Supplied records
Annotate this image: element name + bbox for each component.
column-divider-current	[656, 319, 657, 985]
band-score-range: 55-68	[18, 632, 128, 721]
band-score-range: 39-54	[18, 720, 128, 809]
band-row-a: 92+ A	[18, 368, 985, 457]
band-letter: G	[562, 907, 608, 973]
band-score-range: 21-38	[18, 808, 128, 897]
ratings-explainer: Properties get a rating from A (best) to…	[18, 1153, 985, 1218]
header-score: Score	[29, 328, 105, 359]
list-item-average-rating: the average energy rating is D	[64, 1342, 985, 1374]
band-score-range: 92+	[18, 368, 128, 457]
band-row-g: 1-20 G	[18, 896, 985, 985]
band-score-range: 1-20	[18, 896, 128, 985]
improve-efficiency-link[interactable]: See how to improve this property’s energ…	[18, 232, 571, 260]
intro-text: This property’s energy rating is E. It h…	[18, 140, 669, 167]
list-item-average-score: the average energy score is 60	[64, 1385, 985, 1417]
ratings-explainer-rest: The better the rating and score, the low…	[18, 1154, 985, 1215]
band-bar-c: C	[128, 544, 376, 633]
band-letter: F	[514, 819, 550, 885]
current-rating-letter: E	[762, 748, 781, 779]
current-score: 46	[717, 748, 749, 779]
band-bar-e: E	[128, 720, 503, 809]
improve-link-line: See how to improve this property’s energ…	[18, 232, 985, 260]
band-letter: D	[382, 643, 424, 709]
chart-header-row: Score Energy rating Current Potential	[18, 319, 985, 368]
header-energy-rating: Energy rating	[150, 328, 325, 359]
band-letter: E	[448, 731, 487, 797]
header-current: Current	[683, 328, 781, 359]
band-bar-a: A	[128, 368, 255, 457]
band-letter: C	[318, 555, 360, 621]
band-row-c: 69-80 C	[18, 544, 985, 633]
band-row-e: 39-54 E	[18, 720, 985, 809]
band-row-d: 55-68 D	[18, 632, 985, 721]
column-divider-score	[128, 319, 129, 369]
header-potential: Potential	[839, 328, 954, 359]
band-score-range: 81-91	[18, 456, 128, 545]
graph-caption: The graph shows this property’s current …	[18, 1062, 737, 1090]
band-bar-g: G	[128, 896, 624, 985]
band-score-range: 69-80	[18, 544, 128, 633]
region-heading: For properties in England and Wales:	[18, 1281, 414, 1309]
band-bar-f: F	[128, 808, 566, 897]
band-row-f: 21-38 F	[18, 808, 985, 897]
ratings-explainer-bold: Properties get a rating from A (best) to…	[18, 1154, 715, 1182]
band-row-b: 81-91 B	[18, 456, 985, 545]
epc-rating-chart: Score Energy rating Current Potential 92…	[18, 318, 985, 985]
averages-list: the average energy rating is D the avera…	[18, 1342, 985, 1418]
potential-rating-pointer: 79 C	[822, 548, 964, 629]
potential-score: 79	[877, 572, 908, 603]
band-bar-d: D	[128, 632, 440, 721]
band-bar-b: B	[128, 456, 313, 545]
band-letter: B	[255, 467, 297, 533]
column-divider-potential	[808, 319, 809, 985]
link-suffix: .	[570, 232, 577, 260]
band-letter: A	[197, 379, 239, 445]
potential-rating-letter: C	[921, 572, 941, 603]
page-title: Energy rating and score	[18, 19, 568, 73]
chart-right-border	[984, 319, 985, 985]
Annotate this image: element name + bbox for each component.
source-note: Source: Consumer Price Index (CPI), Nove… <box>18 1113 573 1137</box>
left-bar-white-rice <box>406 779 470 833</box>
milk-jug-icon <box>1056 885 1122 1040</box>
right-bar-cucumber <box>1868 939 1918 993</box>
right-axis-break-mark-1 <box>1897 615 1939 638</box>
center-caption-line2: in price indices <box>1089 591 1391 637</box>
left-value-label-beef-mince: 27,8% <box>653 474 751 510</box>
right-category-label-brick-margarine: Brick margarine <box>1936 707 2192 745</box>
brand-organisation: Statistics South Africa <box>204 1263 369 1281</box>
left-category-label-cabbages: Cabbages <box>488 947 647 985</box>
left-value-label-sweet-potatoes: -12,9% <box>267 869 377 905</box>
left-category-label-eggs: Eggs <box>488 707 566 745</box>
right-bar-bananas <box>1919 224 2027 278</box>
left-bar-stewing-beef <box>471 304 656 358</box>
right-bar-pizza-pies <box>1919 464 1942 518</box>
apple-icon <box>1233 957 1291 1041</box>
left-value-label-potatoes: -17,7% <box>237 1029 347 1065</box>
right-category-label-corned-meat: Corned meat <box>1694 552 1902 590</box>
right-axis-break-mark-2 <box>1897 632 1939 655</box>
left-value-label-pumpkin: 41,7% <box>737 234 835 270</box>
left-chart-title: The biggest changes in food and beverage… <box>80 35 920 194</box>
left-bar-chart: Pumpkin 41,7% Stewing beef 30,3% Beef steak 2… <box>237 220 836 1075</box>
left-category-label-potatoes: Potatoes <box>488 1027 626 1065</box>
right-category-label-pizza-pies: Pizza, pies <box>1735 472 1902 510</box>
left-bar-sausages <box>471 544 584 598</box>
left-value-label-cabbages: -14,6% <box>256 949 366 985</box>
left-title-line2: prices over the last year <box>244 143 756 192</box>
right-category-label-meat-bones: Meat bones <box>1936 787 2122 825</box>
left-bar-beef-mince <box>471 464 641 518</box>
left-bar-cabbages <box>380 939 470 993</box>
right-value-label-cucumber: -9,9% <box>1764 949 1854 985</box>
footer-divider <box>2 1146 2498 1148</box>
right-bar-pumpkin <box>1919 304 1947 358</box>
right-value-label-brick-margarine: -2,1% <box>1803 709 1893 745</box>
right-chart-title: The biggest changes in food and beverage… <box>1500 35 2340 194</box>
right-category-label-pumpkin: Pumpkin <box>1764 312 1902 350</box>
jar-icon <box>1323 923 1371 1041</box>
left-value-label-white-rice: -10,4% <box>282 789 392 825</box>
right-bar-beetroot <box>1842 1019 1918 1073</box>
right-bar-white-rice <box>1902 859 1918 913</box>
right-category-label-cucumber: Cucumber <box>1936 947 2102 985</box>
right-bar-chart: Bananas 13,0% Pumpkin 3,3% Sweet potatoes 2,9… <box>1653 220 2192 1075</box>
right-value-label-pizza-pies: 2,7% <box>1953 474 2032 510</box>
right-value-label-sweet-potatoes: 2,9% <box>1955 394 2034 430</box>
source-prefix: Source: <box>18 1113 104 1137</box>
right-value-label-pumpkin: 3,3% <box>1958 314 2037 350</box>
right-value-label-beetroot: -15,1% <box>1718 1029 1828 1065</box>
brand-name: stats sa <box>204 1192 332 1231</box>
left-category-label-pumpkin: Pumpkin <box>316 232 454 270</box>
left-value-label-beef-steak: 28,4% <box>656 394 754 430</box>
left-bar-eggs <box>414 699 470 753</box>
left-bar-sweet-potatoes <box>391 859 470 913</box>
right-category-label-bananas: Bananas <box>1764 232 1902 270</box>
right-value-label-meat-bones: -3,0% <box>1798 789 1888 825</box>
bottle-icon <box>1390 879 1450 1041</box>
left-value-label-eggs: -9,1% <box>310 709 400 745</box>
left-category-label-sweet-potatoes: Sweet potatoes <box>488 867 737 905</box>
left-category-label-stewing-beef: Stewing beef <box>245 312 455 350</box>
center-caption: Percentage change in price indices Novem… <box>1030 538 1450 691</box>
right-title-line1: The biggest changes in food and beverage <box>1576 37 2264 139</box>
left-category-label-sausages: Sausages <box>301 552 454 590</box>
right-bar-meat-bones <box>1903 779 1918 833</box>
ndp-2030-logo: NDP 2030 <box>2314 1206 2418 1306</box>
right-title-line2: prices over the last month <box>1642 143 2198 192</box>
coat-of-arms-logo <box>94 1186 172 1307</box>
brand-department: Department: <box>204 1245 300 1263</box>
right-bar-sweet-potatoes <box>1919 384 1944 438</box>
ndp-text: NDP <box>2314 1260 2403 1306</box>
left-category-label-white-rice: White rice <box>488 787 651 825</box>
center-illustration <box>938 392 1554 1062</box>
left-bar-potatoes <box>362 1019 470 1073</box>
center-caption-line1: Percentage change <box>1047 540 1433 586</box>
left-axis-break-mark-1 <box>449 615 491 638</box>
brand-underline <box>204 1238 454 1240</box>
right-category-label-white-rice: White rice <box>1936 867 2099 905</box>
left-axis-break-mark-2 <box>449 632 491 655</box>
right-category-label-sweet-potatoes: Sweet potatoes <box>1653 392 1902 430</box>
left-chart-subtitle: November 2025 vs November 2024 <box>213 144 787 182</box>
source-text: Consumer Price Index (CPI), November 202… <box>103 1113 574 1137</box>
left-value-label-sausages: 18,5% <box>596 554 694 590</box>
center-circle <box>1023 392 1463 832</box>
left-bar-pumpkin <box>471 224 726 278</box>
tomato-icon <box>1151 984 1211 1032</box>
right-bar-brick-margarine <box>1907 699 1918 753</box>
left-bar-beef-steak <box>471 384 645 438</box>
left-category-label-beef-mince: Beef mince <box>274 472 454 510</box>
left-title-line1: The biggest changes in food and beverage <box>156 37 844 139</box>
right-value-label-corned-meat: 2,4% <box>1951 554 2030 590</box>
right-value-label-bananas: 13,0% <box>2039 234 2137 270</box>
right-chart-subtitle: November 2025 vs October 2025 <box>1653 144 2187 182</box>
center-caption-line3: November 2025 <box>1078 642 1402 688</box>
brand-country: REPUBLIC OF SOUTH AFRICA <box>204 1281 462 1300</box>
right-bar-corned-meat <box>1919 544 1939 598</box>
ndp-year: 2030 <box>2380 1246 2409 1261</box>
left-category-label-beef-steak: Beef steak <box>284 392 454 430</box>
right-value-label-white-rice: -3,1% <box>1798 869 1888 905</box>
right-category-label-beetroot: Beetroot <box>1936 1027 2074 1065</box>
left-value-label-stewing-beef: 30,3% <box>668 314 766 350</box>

To do
Locate every line in the records that contains the string "subtitle", with matching case, and copy each one.

Response to this task
left-chart-subtitle: November 2025 vs November 2024 <box>213 144 787 182</box>
right-chart-subtitle: November 2025 vs October 2025 <box>1653 144 2187 182</box>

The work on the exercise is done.